**EXTRACTED ENTRIES**
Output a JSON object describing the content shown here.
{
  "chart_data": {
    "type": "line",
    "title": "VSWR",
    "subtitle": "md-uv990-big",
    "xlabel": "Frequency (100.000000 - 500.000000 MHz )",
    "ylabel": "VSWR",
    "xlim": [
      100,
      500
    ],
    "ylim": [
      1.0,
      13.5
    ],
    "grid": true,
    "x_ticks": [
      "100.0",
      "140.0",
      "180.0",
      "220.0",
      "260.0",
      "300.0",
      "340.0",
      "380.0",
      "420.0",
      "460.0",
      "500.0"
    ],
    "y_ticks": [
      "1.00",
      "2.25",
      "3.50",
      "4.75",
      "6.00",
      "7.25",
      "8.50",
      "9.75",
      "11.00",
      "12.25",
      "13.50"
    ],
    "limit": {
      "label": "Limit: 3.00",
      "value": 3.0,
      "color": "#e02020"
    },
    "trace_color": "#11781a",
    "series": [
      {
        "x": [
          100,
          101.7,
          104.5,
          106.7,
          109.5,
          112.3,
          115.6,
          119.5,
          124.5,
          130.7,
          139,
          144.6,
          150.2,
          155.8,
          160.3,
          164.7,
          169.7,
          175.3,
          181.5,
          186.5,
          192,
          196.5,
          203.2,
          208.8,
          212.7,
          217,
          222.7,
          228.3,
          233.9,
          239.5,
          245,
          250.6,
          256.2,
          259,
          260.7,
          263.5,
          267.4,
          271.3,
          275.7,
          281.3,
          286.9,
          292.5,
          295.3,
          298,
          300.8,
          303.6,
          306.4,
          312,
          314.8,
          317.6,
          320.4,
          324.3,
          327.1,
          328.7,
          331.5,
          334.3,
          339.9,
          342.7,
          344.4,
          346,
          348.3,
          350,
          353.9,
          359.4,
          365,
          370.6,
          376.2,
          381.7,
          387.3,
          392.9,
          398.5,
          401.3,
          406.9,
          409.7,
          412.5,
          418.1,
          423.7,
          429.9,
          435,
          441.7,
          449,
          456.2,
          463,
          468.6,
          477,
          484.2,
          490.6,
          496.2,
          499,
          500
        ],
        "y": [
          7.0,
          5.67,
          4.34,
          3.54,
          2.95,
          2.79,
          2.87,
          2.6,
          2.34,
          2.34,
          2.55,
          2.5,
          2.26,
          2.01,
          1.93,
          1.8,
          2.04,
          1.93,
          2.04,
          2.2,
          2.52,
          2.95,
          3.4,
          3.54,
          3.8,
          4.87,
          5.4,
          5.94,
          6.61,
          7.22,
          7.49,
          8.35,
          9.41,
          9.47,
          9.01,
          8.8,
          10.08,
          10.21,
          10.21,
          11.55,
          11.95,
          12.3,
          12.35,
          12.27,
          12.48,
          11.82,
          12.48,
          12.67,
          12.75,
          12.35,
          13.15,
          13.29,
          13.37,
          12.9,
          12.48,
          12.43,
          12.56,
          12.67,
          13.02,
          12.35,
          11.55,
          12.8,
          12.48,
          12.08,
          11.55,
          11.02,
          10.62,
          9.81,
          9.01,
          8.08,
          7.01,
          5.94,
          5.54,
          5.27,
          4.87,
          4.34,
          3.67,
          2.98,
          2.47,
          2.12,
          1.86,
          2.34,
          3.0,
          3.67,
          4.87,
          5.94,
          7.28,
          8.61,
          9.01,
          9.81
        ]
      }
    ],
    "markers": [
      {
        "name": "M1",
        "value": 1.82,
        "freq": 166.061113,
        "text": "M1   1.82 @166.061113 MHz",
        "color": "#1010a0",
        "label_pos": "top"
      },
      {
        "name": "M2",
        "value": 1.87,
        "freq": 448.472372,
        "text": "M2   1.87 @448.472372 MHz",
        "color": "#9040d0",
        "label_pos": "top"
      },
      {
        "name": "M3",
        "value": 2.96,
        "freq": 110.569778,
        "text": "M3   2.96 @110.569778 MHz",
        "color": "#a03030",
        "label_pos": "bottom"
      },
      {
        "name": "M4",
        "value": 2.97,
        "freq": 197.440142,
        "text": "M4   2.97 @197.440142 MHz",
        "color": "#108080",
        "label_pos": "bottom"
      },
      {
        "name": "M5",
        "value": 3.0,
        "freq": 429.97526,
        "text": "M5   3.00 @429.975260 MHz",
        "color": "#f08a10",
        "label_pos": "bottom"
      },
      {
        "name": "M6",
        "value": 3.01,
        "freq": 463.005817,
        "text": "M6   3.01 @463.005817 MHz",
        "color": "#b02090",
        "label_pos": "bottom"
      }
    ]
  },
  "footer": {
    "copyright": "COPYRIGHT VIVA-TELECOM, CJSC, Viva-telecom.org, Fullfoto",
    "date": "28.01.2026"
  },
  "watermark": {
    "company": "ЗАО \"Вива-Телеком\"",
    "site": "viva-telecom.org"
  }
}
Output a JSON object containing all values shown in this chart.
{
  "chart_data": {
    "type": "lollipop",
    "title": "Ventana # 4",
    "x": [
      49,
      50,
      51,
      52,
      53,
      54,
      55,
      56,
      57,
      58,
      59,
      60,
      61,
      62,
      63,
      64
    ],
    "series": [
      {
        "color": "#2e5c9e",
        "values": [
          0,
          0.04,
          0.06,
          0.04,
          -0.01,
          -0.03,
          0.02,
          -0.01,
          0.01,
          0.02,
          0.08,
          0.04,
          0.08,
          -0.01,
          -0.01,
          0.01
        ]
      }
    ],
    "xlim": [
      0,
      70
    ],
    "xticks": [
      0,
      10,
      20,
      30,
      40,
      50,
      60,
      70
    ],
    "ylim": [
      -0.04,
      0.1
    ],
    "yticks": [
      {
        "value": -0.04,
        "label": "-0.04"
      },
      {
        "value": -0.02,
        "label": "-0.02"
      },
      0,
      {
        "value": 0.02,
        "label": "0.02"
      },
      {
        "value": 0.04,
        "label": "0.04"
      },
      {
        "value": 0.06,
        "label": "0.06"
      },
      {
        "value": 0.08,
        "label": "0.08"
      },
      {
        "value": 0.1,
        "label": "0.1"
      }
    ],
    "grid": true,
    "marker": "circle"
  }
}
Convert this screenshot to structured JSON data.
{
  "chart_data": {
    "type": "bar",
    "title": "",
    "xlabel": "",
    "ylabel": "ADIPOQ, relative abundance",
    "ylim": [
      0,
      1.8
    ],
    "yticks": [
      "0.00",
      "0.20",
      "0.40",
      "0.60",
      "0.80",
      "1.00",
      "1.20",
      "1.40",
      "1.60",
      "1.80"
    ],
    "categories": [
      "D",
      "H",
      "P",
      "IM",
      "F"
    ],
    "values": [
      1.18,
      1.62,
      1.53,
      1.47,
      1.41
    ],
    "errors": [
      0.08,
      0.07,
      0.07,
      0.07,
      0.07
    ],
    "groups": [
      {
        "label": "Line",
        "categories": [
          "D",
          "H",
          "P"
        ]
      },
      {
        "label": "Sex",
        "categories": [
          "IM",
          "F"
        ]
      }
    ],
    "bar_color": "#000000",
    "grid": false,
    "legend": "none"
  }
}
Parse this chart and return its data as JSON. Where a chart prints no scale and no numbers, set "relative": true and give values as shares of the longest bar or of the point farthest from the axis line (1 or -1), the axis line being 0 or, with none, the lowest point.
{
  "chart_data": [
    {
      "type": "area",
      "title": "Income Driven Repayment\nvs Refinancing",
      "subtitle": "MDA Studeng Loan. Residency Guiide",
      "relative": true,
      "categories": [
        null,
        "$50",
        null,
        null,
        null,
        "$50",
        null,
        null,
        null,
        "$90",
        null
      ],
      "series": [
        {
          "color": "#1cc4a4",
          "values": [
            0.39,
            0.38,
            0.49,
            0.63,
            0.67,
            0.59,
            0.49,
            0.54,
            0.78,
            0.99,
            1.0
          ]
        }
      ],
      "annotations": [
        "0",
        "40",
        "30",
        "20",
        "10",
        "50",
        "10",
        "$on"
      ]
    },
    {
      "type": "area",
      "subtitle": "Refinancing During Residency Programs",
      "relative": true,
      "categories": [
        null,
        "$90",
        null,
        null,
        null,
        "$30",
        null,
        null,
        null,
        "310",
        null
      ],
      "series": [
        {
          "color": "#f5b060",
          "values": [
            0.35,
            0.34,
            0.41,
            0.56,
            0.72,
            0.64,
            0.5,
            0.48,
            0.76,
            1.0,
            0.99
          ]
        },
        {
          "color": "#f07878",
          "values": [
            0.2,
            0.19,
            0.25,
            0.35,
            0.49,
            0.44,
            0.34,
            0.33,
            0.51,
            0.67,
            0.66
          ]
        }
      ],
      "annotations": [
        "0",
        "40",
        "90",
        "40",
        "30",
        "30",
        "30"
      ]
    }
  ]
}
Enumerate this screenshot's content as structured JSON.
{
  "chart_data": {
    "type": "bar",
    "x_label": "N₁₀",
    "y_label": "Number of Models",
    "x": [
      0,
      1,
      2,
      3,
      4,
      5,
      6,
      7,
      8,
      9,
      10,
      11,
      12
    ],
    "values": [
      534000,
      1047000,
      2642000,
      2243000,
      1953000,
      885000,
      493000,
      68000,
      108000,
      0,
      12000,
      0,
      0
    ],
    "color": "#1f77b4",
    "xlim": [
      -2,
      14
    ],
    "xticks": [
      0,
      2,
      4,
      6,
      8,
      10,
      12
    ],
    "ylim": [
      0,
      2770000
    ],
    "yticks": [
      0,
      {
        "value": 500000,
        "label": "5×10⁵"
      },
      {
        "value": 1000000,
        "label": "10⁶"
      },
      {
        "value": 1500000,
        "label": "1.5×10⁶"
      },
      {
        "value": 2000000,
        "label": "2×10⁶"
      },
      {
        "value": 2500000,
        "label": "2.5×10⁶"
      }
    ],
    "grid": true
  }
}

**THE TASK**
Only the lines from the one containing "Enumerate this screenshot's" through the end of the entries above belong in the answer; repeat them exactly.

**OUTPUT OF THE TASK**
Enumerate this screenshot's content as structured JSON.
{
  "chart_data": {
    "type": "bar",
    "x_label": "N₁₀",
    "y_label": "Number of Models",
    "x": [
      0,
      1,
      2,
      3,
      4,
      5,
      6,
      7,
      8,
      9,
      10,
      11,
      12
    ],
    "values": [
      534000,
      1047000,
      2642000,
      2243000,
      1953000,
      885000,
      493000,
      68000,
      108000,
      0,
      12000,
      0,
      0
    ],
    "color": "#1f77b4",
    "xlim": [
      -2,
      14
    ],
    "xticks": [
      0,
      2,
      4,
      6,
      8,
      10,
      12
    ],
    "ylim": [
      0,
      2770000
    ],
    "yticks": [
      0,
      {
        "value": 500000,
        "label": "5×10⁵"
      },
      {
        "value": 1000000,
        "label": "10⁶"
      },
      {
        "value": 1500000,
        "label": "1.5×10⁶"
      },
      {
        "value": 2000000,
        "label": "2×10⁶"
      },
      {
        "value": 2500000,
        "label": "2.5×10⁶"
      }
    ],
    "grid": true
  }
}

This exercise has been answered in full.